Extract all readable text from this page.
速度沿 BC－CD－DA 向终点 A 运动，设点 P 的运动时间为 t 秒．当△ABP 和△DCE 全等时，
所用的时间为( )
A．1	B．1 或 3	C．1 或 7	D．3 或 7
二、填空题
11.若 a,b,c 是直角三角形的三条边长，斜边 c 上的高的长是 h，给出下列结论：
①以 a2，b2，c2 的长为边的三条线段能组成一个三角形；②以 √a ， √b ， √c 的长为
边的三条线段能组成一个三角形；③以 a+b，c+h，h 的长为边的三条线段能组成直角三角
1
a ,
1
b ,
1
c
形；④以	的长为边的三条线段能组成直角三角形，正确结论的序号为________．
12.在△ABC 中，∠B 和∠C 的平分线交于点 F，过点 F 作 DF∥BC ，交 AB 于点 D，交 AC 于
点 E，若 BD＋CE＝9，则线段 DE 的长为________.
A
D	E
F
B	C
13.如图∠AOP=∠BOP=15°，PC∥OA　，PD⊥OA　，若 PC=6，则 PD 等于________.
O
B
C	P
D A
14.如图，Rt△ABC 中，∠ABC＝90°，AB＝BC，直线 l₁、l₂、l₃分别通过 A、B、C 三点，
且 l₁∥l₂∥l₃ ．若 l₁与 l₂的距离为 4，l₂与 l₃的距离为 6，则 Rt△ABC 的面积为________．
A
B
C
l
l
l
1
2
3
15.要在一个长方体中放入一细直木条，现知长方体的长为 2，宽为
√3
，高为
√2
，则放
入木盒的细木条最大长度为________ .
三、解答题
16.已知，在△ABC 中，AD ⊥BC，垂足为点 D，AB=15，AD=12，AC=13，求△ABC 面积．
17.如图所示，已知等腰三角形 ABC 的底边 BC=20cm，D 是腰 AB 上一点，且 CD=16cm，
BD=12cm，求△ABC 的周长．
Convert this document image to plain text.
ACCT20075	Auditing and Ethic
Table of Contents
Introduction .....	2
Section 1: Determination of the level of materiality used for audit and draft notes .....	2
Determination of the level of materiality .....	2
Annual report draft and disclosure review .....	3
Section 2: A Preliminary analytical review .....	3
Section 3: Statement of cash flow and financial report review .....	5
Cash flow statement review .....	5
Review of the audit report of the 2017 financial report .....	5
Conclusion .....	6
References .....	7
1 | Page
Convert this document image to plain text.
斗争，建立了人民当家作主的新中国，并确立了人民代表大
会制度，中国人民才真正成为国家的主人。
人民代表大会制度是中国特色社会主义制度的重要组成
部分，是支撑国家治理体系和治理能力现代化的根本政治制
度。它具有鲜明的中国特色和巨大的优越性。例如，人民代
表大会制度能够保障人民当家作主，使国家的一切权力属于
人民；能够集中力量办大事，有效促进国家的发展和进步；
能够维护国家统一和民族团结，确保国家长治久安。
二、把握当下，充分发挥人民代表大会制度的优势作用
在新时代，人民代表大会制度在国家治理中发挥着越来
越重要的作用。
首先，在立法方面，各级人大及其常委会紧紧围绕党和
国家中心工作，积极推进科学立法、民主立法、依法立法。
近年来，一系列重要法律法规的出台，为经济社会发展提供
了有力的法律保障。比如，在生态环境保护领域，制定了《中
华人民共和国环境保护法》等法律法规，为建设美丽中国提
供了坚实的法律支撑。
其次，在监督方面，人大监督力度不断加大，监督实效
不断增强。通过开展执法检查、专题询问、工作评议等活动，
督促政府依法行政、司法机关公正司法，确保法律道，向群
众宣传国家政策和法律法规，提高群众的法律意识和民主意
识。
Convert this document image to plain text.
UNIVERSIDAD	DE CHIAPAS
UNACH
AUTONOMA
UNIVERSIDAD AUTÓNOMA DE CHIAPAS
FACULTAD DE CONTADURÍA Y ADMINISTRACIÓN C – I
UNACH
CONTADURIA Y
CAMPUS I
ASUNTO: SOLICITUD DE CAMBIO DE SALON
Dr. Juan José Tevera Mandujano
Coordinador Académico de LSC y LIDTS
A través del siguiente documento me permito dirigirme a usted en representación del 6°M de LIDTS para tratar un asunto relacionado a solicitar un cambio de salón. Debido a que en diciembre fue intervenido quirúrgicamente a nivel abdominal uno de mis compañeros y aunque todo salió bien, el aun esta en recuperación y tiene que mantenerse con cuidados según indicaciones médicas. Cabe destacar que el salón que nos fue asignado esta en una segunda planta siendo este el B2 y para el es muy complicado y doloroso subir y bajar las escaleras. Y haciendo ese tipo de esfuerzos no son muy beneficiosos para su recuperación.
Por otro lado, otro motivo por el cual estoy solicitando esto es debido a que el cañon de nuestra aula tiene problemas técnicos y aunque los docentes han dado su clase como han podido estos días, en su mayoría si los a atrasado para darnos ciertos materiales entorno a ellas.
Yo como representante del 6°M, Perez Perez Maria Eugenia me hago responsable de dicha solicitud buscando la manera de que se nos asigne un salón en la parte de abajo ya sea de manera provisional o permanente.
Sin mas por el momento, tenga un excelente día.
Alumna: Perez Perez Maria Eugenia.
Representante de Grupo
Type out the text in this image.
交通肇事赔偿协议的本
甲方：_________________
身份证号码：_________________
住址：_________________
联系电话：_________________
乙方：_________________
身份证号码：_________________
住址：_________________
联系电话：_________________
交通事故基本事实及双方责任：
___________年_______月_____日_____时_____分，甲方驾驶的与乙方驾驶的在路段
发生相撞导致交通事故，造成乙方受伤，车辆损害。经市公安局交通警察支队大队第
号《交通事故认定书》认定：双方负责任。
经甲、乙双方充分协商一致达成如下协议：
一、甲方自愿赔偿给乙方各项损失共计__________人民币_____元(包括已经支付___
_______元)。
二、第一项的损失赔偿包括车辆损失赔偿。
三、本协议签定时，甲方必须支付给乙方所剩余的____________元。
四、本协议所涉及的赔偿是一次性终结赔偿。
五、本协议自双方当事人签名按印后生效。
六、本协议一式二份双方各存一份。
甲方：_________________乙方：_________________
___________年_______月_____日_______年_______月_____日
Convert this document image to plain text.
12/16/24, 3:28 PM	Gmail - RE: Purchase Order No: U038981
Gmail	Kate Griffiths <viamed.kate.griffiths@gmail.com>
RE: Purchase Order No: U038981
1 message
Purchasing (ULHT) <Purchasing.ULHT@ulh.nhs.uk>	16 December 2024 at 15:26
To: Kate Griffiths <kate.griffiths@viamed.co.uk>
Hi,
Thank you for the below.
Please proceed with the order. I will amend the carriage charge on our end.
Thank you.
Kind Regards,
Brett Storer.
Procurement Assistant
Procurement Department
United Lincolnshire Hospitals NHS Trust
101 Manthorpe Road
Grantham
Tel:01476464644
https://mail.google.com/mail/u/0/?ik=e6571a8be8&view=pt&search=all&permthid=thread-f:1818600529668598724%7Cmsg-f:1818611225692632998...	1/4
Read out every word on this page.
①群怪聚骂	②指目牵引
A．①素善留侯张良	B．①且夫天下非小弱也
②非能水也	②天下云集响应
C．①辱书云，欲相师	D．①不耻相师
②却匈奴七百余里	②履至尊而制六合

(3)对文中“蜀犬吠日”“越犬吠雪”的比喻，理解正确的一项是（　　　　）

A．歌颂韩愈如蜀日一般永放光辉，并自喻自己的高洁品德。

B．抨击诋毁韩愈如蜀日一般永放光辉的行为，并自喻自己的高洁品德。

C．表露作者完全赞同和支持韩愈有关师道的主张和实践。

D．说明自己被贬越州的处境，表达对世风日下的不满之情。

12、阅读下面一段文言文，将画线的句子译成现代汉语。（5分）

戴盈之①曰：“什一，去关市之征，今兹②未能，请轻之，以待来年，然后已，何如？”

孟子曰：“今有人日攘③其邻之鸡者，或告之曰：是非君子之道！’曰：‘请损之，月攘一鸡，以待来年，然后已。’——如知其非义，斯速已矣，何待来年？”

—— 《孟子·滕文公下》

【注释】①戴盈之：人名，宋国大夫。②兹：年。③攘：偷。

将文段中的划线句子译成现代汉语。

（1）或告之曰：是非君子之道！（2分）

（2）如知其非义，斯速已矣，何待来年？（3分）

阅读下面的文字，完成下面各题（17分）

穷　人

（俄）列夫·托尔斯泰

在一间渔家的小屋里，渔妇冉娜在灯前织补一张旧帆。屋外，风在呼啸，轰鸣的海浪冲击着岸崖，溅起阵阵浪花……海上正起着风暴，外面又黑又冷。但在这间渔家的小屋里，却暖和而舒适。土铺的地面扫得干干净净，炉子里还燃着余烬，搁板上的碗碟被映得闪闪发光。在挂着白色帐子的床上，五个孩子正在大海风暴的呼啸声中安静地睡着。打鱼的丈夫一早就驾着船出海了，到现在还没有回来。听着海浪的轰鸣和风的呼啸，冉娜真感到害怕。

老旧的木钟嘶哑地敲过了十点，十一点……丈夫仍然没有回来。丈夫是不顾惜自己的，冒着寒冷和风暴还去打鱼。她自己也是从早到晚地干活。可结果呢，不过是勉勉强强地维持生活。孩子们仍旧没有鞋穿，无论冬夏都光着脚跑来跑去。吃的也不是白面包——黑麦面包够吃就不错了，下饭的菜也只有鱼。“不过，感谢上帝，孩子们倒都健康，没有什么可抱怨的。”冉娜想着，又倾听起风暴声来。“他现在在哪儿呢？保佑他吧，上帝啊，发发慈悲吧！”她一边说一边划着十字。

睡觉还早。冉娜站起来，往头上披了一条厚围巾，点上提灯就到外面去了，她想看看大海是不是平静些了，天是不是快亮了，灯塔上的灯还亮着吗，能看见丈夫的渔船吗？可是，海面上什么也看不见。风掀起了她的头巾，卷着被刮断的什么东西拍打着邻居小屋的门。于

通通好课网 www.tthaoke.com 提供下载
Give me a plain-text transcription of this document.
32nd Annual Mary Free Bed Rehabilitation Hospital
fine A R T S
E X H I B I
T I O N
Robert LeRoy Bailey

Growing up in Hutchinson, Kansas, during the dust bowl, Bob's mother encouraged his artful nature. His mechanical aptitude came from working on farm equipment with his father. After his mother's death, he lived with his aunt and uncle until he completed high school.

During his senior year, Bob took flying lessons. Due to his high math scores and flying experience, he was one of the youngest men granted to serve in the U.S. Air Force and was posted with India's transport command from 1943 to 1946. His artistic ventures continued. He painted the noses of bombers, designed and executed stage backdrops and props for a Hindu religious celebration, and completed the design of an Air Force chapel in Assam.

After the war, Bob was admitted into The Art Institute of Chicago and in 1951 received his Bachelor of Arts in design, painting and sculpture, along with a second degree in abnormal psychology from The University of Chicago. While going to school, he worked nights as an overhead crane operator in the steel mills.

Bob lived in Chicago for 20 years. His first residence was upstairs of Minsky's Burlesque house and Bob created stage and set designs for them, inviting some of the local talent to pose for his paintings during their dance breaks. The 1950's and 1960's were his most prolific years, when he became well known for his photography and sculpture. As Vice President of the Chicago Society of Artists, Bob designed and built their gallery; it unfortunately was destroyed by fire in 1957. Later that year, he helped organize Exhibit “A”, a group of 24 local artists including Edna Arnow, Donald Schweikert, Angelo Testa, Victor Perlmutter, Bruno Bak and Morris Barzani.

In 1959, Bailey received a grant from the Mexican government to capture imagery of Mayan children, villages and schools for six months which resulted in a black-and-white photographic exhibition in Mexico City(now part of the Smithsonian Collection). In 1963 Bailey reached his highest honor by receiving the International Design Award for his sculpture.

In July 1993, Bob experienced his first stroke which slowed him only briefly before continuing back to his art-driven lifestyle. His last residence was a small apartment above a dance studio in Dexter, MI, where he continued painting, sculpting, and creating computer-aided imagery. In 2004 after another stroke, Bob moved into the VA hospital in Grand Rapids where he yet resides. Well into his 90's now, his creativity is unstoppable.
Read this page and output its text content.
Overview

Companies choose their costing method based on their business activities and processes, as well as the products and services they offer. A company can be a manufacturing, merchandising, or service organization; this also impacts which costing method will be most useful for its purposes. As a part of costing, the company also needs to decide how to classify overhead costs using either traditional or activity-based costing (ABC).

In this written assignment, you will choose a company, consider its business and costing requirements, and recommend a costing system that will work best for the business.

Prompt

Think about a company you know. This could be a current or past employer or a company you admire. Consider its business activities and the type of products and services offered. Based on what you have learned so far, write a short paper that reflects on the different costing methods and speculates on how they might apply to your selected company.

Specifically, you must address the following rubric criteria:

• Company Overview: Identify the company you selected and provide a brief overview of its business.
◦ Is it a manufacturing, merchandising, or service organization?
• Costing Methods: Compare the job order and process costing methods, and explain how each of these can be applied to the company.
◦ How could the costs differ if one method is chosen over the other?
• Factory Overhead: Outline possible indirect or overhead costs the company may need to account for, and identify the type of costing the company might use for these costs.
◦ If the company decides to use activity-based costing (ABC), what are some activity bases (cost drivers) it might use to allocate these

* [Work instructions]: Go through the material and copy out every line with "CHIAPAS" in it.

* [Solution for this task]:
UNIVERSIDAD	DE CHIAPAS
UNIVERSIDAD AUTÓNOMA DE CHIAPAS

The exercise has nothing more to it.